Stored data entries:
▼▼▼

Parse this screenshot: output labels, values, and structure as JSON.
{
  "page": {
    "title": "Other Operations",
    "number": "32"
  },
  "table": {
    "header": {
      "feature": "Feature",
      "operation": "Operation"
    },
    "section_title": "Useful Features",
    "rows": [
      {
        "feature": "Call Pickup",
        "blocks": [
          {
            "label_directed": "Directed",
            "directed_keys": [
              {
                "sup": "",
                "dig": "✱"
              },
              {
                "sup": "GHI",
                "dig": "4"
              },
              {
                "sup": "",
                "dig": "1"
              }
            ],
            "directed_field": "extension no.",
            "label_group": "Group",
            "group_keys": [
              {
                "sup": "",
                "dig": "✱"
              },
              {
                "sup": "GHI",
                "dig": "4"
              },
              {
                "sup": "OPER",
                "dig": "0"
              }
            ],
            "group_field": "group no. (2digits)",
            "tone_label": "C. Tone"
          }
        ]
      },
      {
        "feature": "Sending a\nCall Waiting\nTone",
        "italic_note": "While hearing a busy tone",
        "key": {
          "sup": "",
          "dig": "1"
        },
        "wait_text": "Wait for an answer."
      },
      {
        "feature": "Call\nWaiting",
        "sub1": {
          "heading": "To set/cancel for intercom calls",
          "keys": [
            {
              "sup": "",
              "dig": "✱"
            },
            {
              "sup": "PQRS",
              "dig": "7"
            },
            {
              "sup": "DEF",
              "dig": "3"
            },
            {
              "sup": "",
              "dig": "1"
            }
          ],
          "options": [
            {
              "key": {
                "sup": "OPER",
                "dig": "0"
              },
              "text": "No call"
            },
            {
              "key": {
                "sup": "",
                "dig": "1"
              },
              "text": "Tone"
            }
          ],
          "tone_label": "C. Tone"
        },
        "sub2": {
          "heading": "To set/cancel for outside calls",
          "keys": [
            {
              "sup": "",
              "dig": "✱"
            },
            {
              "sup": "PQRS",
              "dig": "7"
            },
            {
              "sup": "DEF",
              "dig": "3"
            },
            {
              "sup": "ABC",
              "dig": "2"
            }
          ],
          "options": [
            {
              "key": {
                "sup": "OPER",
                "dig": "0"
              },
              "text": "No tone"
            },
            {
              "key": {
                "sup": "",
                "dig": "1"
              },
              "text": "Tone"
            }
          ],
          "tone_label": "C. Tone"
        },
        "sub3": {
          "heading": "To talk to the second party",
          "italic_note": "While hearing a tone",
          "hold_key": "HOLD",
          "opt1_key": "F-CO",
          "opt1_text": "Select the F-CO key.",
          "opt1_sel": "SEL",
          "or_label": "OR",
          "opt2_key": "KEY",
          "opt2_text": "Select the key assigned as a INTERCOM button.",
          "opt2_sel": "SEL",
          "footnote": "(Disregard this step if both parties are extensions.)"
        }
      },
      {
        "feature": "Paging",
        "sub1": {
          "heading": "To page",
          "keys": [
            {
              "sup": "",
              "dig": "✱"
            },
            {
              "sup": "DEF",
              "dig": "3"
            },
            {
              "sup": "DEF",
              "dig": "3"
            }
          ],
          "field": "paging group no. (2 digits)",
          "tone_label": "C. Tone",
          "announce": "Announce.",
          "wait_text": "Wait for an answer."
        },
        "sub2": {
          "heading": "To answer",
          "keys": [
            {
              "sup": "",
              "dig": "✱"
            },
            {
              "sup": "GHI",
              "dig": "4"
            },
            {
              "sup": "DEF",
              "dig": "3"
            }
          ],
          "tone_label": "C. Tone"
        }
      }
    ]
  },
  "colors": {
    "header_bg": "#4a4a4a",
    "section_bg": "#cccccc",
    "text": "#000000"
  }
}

▲▲▲

▸ **DIRECTIVE**
In the entries above, find each line with the string "Select" and copy it.

▸ **SOLUTION TO THE EXERCISE**
          "opt1_text": "Select the F-CO key.",
          "opt2_text": "Select the key assigned as a INTERCOM button.",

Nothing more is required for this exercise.